Problem requirements: Scan the following material for the string "coordinated" and copy each line in which it appears.

── Provided material ──

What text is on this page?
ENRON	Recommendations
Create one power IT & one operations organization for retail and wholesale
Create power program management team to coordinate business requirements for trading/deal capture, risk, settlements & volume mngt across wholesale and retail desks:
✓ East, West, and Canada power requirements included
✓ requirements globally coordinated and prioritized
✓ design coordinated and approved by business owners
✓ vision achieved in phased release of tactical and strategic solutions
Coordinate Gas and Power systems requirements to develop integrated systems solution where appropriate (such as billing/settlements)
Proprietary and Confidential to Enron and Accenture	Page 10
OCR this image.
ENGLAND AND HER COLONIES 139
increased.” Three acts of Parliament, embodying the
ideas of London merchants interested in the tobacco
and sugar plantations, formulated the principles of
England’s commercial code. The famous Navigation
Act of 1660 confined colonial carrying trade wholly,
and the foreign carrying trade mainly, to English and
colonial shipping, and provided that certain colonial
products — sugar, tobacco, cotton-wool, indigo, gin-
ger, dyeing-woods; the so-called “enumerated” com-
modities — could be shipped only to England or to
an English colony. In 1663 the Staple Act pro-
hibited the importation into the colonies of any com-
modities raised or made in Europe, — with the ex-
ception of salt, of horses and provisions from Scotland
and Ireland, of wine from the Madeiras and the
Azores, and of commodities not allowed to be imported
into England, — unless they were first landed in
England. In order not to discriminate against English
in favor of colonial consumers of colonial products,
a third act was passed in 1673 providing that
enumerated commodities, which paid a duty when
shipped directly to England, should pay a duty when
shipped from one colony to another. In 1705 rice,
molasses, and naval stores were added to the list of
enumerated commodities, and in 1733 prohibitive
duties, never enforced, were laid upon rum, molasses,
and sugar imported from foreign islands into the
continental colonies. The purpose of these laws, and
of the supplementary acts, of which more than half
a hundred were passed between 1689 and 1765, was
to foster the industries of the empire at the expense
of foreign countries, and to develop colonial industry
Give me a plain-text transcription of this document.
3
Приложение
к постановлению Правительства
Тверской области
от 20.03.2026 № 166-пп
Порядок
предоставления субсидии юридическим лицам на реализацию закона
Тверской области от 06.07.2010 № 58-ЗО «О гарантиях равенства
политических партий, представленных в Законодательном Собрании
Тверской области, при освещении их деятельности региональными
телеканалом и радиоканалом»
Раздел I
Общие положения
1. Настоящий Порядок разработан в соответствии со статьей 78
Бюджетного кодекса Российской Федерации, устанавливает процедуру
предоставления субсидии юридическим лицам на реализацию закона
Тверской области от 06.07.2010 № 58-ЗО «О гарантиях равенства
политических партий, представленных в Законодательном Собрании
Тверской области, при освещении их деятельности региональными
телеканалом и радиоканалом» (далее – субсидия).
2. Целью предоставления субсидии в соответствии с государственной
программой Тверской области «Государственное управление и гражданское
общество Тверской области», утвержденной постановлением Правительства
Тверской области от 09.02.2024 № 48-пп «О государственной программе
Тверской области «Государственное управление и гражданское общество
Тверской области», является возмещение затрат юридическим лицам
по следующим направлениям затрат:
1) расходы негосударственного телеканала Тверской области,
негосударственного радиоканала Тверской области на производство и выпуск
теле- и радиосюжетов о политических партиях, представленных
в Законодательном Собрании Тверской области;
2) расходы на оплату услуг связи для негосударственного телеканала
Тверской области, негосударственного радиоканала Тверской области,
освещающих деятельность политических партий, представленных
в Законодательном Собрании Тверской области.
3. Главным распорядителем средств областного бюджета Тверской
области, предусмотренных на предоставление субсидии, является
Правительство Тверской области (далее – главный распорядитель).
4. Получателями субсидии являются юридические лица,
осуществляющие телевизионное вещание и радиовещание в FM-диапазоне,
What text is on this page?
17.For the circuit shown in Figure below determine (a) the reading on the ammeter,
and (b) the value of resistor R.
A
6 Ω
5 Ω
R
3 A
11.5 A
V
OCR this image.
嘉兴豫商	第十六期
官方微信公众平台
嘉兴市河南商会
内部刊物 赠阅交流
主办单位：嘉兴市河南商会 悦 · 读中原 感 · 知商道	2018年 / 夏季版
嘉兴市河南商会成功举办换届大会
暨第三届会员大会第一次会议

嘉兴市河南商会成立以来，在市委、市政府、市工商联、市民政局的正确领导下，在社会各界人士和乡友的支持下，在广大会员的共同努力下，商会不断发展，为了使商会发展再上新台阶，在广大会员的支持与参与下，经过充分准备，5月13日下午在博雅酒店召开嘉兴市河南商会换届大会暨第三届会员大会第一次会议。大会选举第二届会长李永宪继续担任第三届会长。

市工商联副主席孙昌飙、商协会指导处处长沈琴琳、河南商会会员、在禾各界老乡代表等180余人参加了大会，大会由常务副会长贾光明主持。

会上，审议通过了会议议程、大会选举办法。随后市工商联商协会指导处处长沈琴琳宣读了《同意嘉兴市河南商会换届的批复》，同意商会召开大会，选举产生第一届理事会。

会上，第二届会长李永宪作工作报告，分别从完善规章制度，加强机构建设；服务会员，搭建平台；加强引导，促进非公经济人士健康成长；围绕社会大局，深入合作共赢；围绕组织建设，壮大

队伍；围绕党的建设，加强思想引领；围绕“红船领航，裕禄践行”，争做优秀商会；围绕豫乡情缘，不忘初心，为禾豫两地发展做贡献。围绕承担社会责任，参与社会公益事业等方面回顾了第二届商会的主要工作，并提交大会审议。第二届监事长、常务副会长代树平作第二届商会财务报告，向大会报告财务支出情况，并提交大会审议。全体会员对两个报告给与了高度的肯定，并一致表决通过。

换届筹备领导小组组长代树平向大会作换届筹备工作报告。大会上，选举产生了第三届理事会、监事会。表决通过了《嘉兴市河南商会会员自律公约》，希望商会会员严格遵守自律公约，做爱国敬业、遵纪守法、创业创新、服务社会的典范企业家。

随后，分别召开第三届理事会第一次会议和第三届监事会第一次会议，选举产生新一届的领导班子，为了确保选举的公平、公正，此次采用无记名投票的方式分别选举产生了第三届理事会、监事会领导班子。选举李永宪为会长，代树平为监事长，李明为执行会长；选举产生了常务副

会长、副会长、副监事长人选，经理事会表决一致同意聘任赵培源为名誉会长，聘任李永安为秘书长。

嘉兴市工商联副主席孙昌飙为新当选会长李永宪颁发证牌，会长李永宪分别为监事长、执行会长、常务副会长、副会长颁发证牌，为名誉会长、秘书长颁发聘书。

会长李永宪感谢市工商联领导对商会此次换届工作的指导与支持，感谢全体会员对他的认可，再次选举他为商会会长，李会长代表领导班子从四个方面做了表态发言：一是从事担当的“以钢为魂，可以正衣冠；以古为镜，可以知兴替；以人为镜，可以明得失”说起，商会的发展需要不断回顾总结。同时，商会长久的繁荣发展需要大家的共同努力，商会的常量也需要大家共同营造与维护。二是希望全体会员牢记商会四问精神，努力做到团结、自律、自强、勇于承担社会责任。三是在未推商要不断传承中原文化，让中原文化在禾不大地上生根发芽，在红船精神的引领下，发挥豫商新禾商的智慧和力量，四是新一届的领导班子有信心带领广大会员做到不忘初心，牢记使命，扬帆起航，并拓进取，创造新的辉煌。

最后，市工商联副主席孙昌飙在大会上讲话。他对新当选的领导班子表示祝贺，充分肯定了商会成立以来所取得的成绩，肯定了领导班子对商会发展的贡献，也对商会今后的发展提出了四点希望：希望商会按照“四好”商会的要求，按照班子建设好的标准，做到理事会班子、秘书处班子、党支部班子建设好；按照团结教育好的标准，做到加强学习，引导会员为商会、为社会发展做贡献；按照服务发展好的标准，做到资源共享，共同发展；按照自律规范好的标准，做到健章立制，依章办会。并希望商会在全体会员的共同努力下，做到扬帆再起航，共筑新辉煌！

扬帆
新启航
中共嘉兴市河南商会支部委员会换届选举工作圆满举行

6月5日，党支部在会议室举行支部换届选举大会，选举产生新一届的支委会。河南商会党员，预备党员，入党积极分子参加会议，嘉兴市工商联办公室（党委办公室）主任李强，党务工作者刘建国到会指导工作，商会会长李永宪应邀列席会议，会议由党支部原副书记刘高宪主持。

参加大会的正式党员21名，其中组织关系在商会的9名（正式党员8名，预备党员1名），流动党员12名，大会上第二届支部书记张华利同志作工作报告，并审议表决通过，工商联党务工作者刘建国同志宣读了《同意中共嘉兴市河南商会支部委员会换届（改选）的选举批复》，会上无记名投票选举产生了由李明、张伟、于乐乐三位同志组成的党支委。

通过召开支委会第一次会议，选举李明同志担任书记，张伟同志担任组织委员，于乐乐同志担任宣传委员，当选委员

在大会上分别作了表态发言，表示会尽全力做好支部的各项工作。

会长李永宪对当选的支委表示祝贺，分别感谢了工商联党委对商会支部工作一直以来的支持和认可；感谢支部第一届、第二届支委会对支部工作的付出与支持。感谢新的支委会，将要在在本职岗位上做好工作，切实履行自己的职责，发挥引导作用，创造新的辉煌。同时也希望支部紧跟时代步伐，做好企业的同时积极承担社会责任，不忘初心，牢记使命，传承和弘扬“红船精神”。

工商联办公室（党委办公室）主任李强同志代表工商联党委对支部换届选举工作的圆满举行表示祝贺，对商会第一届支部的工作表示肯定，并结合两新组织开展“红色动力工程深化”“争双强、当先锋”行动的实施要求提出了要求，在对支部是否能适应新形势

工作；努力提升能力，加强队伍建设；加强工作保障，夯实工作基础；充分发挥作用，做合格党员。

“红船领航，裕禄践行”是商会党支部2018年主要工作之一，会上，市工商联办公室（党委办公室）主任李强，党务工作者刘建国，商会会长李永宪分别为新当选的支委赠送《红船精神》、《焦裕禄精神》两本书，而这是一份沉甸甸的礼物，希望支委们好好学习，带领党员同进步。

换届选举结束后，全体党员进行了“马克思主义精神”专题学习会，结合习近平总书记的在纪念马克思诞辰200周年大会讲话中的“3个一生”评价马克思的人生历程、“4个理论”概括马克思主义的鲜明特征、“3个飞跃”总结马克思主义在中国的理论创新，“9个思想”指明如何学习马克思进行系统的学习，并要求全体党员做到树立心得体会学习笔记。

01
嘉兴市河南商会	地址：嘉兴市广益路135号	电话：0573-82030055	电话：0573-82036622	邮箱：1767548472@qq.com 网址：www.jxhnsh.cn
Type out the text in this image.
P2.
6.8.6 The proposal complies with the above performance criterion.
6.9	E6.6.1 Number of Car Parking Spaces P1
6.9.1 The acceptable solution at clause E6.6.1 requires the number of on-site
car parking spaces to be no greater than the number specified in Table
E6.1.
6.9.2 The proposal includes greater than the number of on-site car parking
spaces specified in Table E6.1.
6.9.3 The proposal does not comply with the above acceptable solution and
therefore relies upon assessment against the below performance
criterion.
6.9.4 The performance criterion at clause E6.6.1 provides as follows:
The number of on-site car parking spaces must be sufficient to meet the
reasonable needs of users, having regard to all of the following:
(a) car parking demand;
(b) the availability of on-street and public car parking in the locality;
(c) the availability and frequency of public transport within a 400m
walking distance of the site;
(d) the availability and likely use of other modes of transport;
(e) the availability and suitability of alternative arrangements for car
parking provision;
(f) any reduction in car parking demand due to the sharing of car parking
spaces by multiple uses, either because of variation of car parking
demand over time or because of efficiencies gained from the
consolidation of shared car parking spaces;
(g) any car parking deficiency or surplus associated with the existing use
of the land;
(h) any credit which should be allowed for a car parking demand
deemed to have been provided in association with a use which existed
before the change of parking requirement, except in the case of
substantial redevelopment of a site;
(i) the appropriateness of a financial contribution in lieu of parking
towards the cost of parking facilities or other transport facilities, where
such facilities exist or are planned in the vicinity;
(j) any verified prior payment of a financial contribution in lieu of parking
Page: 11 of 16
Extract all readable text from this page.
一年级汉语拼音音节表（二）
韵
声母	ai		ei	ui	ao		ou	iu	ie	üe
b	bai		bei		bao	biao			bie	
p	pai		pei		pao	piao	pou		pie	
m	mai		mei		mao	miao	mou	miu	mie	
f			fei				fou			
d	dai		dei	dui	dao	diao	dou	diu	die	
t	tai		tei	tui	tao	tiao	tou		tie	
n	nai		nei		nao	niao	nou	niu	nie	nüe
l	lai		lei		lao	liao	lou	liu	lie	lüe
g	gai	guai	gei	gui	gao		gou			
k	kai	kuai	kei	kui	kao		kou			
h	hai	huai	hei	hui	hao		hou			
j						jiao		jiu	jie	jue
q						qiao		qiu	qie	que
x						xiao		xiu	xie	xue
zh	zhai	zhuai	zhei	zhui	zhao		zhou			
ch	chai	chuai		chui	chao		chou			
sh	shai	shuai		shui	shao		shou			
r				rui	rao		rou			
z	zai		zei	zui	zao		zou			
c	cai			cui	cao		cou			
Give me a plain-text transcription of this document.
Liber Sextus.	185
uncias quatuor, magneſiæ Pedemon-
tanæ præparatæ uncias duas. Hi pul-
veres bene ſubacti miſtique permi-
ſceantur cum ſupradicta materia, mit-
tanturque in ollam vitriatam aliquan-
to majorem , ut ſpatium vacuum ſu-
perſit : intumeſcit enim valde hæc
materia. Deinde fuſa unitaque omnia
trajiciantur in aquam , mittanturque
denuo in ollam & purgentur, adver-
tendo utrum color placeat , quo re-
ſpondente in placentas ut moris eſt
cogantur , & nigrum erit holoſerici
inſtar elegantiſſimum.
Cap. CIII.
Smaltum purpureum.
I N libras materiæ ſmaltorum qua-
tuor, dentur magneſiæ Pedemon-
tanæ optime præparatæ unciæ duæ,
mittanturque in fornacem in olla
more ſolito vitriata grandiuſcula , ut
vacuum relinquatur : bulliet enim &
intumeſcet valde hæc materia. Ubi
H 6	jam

───

Answer below:
✓ requirements globally coordinated and prioritized
✓ design coordinated and approved by business owners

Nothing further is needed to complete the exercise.